**DATA IN THIS EXERCISE**
----------------------------------------
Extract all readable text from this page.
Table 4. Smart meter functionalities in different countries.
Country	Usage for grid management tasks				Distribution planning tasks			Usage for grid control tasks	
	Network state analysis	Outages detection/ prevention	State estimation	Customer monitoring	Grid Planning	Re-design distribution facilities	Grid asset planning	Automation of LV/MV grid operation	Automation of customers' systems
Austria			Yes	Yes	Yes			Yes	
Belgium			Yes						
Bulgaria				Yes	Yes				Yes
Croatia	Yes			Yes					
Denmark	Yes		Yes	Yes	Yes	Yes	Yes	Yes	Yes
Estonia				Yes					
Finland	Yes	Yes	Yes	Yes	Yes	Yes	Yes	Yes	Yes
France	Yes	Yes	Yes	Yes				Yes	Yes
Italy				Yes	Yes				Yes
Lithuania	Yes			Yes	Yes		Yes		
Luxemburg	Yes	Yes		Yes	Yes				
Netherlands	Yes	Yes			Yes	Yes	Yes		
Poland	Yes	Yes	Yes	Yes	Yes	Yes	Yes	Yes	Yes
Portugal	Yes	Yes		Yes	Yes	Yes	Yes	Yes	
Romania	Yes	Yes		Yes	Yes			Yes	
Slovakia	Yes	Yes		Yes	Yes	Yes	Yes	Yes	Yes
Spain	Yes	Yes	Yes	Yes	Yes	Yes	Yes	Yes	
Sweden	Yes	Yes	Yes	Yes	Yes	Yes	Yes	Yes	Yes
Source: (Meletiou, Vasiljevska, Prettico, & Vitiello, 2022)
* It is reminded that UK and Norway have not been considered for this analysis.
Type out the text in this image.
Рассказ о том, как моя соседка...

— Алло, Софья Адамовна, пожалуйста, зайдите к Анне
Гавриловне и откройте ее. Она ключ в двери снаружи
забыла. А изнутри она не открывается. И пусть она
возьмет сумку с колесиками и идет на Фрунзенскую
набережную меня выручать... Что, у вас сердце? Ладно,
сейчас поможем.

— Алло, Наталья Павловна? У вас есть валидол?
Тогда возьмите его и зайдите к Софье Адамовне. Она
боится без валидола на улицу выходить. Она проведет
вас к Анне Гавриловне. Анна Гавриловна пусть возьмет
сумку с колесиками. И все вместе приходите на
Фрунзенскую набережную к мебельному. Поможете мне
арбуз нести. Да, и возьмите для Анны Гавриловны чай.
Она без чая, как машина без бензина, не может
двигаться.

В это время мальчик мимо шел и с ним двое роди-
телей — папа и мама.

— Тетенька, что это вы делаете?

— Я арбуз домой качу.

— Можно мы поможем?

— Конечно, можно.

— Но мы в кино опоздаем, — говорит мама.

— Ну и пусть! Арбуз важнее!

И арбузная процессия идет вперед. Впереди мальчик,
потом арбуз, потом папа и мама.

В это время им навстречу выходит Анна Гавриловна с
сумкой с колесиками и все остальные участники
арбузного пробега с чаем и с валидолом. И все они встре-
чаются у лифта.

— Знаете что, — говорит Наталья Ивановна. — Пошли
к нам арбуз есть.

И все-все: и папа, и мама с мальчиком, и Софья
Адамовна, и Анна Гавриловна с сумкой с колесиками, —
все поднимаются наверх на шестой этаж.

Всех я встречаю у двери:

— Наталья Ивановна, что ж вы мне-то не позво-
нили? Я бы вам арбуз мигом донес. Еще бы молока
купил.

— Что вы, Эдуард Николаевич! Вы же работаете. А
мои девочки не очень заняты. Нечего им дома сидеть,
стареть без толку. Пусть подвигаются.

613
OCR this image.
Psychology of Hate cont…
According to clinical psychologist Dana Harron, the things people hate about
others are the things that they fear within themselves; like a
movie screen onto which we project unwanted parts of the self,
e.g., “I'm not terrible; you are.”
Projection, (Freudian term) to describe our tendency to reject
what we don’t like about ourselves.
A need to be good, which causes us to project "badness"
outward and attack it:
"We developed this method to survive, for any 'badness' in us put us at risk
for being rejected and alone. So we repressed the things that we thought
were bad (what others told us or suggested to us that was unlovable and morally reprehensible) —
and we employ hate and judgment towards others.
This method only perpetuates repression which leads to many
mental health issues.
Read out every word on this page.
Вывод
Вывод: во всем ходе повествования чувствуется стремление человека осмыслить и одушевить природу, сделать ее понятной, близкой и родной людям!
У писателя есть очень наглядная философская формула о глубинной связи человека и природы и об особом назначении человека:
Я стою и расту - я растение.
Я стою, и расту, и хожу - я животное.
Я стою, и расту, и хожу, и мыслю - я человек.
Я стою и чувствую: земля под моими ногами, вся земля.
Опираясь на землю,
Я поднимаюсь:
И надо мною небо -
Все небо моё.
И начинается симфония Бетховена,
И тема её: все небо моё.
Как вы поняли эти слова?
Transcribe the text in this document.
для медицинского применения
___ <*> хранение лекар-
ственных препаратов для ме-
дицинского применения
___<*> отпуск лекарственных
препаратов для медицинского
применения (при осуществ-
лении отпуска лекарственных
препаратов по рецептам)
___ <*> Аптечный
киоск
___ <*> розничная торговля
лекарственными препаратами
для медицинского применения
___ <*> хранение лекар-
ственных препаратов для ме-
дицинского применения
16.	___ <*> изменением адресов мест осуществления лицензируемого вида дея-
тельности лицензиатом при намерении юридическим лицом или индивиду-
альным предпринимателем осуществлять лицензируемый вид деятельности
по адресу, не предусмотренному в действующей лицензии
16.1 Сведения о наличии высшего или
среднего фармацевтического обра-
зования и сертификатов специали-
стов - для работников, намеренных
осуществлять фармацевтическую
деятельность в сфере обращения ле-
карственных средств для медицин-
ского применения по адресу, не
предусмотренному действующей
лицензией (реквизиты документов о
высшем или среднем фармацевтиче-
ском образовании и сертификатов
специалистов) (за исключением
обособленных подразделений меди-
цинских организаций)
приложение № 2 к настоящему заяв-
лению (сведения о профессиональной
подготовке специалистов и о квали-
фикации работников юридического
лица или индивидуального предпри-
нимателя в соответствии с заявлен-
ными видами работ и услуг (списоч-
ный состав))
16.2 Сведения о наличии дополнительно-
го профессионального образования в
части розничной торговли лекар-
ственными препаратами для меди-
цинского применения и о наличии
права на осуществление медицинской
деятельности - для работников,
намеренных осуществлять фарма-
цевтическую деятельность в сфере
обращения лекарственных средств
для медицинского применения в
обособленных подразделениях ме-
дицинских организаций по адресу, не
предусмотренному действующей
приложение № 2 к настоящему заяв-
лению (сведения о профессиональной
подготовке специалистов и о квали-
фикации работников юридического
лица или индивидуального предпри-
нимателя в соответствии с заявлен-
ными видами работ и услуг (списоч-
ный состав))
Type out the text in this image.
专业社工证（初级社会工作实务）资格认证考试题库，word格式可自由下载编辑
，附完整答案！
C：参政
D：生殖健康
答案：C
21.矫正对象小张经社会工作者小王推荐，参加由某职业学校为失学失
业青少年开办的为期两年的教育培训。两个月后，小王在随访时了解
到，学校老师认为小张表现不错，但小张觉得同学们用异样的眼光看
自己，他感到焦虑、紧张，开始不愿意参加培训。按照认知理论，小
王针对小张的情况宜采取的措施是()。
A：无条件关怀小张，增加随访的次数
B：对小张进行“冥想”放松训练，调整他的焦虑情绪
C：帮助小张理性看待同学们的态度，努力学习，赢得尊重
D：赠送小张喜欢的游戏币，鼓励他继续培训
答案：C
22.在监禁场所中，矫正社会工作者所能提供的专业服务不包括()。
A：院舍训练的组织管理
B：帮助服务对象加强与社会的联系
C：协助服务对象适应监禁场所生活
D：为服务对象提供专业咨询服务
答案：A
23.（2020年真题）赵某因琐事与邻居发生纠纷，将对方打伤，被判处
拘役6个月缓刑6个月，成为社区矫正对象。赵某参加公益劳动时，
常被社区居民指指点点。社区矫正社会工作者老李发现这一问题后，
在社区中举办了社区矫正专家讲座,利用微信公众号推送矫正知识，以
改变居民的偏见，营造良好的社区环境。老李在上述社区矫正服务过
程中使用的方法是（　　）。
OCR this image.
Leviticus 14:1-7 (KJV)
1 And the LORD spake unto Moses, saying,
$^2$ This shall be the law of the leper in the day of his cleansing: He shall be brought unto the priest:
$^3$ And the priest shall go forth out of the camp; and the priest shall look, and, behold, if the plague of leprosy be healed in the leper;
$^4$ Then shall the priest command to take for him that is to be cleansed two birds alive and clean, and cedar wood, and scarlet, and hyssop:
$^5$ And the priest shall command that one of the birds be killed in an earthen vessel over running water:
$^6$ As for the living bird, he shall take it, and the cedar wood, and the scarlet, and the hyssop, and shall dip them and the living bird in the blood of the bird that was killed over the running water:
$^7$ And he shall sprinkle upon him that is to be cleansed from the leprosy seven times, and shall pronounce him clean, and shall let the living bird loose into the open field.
----------------------------------------
**CHALLENGE**
From the material given, work out how many lines hold the string "говорит"; state that number and nothing further.

**FINAL ANSWER**
2